> **Compito**: Per favore, ricopia fedelmente il passo dell'articolo sulla SDAG di Gorizia che comincia con le parole contenenti «ECONOMIA E TRASPORTI» e termina con «i finanziamenti UE.».

> **Estratto del documento**:
- - - - -

ECONOMIA E TRASPORTI
Gorizia, la Sdag punta all'Europa, Cisint: «Strategica per la crescita logistica»
L'europarlamentare visita la piattaforma doganale con l'amministratore unico Russo e sottolinea la necessità di fare sistema con i porti di Trieste e Monfalcone e di potenziare la filiera del freddo per agganciare i finanziamenti UE.
Portare Gorizia dentro le grandi rotte della logistica europea, facendo della SDAG un punto di connessione tra ferrovia, porto e traffici diretti verso il Centro e l’Est Europa. È questa la sfida indicata da Anna Maria Cisint, europarlamentare del gruppo Patriots for Europe e componente della Commissione Trasporti, durante la visita alla piattaforma logistica di Gorizia assieme all’amministratore unico Fabrizio Renato Russo, durante la quale l’europarlamentare ha visitato le aree delle stazioni doganali autoportuali.
Spiega Cisint: «Con i suoi 600mila metri quadrati e la posizione strategica al confine tra Italia e Slovenia, la SDAG dispone già di una base infrastrutturale rilevante. La partita, ora, è trasformarla in un sistema logistico più integrato e competitivo, capace di intercettare nuovi flussi e di rafforzare il proprio ruolo nella catena dei trasporti europea. Quella della piattaforma logistica è una priorità sulla quale sto lavorando anche in sede europea. In Commissione continuerò a portare avanti le opportunità per il nostro territorio, sia sul fronte della rete TEN-T sia sulle politiche di implementazione infrastrutturale necessarie a sostenere una crescita dei traffici».
Al centro dell’incontro con Russo c’è stata una visione che guarda oltre l’attuale configurazione della piattaforma e punta, in prospettiva, alla trasformazione della SDAG in un vero e proprio interporto: «Ho condiviso con l'amministratore unico Russo una visione precisa: la piattaforma deve diventare sempre più attrattiva e, in prospettiva, assumere il ruolo di interporto. Per farlo serve una strategia ampia, una visione tentacolare delle connessioni e la capacità di fare più sistema con porto e ferrovia. Diventa determinante creare le condizioni per aggredire i progetti e attrarre finanziamenti europei».

- - - - -

Dati per il riconoscimento della struttura dei documenti:

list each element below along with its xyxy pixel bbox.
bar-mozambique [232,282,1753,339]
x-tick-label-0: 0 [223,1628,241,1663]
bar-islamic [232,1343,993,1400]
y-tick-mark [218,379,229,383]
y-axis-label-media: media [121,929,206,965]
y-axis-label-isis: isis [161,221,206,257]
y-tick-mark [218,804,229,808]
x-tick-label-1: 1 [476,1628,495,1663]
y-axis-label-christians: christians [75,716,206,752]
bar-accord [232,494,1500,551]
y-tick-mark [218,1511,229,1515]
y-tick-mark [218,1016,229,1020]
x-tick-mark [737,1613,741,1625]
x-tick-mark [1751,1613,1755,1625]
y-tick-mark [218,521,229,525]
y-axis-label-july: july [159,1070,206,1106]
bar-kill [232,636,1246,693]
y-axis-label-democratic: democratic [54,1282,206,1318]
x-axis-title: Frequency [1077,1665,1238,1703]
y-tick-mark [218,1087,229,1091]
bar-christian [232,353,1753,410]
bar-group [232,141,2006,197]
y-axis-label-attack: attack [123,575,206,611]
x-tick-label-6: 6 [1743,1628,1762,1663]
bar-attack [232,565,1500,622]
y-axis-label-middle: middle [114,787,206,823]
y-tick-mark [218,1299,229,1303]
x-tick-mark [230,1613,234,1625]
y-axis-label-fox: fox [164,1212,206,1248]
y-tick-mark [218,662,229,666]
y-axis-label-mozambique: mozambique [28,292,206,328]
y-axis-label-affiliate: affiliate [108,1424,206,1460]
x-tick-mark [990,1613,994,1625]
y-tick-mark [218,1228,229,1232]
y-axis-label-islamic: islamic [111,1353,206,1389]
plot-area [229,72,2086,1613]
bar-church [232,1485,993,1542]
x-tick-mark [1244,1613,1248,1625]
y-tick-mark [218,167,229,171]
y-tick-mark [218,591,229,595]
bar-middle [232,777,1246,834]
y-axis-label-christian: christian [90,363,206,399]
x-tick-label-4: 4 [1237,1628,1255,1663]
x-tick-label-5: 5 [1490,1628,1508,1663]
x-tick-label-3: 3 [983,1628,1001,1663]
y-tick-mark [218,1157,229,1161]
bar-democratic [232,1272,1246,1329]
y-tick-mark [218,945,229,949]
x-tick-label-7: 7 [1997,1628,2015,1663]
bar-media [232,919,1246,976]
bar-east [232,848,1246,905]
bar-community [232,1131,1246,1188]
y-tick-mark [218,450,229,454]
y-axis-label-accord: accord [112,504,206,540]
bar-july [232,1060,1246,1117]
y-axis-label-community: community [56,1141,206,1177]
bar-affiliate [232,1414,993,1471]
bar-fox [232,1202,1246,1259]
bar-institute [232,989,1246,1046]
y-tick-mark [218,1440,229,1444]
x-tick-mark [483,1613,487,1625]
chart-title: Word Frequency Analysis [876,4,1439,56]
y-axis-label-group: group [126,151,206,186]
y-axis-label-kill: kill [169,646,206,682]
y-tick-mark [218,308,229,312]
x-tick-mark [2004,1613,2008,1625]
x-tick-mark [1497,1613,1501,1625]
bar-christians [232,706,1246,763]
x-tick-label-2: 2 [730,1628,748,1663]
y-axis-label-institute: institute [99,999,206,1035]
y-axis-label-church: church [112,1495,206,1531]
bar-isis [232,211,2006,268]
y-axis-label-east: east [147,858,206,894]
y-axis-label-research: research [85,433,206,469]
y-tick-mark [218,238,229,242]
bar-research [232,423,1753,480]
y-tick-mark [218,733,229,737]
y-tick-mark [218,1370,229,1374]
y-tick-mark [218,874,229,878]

- - - - -

> **Risultato dell'esercizio**:
ECONOMIA E TRASPORTI
Gorizia, la Sdag punta all'Europa, Cisint: «Strategica per la crescita logistica»
L'europarlamentare visita la piattaforma doganale con l'amministratore unico Russo e sottolinea la necessità di fare sistema con i porti di Trieste e Monfalcone e di potenziare la filiera del freddo per agganciare i finanziamenti UE.